• _WRITTEN REQUEST_: Check each line of the records for "INTERNATIONAL"; collect those that have it.

* Start PROVIDED DATA *

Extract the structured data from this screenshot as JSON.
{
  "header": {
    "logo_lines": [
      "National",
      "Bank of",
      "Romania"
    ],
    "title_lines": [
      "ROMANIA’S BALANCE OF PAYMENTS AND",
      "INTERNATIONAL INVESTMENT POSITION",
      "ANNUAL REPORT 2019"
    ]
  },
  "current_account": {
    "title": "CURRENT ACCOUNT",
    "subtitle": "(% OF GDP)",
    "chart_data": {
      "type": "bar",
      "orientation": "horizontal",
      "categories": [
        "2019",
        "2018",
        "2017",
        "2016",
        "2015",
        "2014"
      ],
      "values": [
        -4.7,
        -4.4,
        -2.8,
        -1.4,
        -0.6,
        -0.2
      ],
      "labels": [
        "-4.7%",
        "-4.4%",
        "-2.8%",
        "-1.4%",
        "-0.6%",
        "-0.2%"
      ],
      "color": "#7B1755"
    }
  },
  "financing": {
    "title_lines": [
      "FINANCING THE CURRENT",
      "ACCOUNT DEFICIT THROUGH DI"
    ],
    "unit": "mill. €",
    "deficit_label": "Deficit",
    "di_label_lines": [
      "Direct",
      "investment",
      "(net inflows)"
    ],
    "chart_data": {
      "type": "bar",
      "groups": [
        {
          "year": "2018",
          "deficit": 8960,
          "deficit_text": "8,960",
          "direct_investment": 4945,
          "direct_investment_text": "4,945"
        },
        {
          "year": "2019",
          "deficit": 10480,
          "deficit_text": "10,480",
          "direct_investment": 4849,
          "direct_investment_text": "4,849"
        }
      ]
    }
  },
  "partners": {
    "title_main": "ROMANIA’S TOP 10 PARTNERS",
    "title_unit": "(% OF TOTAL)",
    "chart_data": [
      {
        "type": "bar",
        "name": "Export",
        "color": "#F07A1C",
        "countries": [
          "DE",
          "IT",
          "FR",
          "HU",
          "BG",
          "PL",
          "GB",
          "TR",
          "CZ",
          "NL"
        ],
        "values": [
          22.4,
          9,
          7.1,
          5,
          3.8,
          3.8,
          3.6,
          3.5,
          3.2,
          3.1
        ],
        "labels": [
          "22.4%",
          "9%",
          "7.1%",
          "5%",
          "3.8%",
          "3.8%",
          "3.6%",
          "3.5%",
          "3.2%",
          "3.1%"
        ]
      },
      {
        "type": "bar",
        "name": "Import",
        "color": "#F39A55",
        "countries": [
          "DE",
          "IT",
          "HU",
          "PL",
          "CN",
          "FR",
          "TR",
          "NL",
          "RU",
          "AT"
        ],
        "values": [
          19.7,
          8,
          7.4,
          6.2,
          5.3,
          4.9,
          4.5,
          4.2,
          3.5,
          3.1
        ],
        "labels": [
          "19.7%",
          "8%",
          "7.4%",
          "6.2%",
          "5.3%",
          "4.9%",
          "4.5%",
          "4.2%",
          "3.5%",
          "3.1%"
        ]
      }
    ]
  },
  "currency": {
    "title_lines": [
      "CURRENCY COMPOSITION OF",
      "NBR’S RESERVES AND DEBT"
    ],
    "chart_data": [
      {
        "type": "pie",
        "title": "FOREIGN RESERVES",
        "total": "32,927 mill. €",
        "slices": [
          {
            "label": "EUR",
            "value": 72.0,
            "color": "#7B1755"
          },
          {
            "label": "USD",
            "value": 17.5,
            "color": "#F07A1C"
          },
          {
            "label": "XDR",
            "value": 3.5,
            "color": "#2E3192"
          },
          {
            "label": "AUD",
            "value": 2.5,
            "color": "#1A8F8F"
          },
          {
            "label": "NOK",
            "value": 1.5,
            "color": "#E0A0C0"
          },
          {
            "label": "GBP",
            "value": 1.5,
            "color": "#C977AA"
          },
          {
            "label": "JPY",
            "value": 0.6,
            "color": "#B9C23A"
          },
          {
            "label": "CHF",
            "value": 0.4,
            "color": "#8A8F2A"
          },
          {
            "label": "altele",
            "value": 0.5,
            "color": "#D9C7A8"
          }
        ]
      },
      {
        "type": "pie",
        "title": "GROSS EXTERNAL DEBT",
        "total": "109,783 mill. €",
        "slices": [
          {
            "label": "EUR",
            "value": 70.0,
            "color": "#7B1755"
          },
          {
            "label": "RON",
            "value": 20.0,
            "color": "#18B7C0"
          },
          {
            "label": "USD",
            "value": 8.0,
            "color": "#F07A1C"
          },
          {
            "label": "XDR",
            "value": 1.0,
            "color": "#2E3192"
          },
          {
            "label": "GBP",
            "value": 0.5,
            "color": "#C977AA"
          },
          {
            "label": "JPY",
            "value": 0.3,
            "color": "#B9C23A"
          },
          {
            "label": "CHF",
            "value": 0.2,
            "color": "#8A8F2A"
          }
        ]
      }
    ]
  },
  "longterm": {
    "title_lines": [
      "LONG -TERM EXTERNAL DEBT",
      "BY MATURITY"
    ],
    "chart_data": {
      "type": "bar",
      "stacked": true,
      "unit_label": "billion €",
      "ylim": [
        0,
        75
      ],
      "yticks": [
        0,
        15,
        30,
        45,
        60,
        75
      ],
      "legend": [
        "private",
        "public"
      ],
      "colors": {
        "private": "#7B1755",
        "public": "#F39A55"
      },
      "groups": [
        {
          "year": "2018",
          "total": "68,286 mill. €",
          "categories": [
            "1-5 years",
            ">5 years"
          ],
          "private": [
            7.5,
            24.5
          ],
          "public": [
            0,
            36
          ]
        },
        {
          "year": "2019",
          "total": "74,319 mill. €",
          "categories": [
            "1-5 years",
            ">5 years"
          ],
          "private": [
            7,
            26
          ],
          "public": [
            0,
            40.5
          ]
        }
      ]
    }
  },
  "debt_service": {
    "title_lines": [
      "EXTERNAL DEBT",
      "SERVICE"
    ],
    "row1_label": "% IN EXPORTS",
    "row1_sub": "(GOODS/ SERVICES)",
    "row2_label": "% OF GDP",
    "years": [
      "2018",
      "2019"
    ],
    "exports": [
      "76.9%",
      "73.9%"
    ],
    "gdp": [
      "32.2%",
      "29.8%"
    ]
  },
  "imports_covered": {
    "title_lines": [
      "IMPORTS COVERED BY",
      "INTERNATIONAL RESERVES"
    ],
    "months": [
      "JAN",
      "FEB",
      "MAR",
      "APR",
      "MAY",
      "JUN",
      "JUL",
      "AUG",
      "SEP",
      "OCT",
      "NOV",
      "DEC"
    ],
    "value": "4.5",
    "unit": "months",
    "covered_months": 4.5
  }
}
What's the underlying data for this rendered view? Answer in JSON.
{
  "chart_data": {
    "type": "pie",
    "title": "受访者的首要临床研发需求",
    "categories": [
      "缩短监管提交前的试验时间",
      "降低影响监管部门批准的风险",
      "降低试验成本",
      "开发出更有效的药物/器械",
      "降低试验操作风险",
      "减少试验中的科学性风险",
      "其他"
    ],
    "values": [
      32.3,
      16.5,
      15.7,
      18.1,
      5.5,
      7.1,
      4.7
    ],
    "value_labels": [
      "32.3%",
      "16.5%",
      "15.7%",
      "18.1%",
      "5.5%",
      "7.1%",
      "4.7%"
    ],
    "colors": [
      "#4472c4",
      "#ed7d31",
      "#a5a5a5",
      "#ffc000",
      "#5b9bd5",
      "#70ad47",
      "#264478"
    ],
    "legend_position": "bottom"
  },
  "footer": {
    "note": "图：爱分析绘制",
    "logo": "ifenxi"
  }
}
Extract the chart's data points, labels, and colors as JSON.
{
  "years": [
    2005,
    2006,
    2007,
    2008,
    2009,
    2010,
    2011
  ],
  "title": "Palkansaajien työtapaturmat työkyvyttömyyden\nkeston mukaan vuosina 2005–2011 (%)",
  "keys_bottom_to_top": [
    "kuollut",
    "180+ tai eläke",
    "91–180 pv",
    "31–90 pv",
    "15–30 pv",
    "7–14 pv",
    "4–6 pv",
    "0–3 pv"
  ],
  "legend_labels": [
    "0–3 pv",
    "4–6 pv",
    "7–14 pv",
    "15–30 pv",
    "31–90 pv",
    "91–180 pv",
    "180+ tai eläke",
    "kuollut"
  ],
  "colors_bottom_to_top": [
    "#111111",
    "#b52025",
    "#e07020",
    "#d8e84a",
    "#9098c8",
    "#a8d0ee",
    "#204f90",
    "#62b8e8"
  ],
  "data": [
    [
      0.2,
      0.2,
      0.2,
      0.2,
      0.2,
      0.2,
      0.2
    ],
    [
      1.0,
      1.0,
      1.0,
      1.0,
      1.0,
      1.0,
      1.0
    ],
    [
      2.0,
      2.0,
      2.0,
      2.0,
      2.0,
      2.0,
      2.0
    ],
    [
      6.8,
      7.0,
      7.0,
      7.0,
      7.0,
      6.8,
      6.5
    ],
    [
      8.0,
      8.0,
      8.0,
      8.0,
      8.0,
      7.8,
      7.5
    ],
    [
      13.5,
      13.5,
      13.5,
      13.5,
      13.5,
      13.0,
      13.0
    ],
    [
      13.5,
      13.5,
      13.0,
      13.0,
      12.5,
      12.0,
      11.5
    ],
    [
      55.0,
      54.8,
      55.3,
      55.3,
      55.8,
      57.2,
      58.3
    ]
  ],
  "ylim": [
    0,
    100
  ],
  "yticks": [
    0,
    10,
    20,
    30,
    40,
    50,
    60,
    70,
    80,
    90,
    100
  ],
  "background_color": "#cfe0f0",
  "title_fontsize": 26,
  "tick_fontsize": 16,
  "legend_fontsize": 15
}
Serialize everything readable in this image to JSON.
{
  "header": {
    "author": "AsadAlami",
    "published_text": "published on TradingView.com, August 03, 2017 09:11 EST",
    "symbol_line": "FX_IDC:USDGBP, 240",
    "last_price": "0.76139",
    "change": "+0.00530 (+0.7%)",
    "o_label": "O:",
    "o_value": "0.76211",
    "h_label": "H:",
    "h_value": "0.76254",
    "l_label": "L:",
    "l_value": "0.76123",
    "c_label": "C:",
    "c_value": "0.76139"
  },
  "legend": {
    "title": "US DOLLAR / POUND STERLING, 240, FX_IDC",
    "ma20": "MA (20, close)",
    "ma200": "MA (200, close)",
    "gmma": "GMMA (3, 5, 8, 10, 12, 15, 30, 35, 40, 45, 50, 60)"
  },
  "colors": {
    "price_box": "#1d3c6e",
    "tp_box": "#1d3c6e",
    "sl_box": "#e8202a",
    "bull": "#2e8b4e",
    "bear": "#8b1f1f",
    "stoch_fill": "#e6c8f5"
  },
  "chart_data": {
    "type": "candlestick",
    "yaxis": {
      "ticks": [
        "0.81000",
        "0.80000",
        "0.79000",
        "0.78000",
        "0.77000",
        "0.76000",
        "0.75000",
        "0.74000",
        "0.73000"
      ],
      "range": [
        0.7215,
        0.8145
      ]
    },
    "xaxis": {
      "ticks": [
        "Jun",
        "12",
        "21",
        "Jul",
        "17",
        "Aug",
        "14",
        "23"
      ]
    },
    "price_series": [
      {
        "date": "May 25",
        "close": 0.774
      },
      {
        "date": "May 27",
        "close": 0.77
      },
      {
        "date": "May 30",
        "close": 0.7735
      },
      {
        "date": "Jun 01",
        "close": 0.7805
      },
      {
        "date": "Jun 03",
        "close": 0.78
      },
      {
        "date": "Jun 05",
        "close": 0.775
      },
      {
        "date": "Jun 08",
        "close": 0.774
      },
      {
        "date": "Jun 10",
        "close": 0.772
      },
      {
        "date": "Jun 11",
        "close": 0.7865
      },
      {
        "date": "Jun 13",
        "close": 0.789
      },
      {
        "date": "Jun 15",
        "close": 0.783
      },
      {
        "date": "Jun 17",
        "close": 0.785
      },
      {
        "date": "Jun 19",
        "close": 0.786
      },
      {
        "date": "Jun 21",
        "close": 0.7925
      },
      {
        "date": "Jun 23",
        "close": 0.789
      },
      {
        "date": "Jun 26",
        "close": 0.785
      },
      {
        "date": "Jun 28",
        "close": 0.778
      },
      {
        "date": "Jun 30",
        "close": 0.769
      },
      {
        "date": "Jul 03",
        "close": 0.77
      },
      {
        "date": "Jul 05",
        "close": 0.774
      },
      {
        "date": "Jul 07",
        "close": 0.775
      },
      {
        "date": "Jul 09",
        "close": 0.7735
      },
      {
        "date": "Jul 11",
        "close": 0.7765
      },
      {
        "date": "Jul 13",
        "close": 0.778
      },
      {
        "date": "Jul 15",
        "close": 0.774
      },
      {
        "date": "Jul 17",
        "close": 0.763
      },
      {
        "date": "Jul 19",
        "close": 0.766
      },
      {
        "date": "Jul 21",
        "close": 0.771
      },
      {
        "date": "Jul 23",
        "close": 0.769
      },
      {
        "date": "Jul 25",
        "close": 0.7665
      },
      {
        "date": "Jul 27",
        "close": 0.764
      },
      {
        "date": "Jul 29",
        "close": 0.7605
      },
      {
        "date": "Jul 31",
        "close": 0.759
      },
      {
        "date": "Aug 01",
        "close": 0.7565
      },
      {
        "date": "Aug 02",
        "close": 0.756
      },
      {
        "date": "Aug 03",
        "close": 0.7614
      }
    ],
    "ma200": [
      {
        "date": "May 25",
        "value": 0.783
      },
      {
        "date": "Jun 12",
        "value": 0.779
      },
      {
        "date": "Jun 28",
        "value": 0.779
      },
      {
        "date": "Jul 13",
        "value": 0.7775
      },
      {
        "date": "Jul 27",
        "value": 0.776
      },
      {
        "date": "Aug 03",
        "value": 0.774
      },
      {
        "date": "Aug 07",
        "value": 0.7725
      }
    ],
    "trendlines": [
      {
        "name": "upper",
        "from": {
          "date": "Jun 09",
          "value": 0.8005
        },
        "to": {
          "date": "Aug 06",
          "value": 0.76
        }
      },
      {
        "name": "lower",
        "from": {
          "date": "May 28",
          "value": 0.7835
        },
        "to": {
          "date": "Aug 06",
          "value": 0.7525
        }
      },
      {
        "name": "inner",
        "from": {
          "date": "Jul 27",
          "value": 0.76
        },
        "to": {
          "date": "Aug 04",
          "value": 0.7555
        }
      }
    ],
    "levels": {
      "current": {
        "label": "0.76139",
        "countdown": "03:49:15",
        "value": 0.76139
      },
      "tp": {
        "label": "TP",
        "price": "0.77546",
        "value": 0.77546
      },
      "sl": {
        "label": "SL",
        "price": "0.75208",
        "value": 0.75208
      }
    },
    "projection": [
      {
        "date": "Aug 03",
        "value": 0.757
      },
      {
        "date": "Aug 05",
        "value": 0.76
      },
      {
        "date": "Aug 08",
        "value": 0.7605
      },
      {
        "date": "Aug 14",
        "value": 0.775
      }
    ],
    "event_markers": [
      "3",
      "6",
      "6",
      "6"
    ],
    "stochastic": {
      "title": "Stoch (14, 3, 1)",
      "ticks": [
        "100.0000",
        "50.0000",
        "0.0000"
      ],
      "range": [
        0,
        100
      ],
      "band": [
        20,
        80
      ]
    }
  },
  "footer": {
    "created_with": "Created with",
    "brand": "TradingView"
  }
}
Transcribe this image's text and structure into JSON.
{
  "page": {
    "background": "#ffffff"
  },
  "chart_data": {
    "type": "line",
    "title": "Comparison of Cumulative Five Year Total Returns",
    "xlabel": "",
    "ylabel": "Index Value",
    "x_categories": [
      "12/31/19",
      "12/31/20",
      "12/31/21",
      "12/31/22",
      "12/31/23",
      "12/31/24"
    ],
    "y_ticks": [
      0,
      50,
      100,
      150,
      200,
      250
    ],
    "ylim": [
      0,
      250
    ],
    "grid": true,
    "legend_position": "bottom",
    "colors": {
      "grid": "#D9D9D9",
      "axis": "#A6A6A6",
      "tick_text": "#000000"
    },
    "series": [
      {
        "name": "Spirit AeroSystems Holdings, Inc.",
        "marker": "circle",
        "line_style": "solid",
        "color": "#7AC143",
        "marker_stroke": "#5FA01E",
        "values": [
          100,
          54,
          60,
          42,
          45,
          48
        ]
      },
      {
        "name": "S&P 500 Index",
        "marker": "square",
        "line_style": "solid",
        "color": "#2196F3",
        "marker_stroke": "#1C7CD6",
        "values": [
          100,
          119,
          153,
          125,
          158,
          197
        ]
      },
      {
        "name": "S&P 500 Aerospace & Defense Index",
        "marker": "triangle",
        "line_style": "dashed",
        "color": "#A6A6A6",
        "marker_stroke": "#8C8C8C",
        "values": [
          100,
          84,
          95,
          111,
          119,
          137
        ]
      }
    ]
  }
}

* End PROVIDED DATA *

• _RESULT BELOW_:
      "INTERNATIONAL INVESTMENT POSITION",
      "INTERNATIONAL RESERVES"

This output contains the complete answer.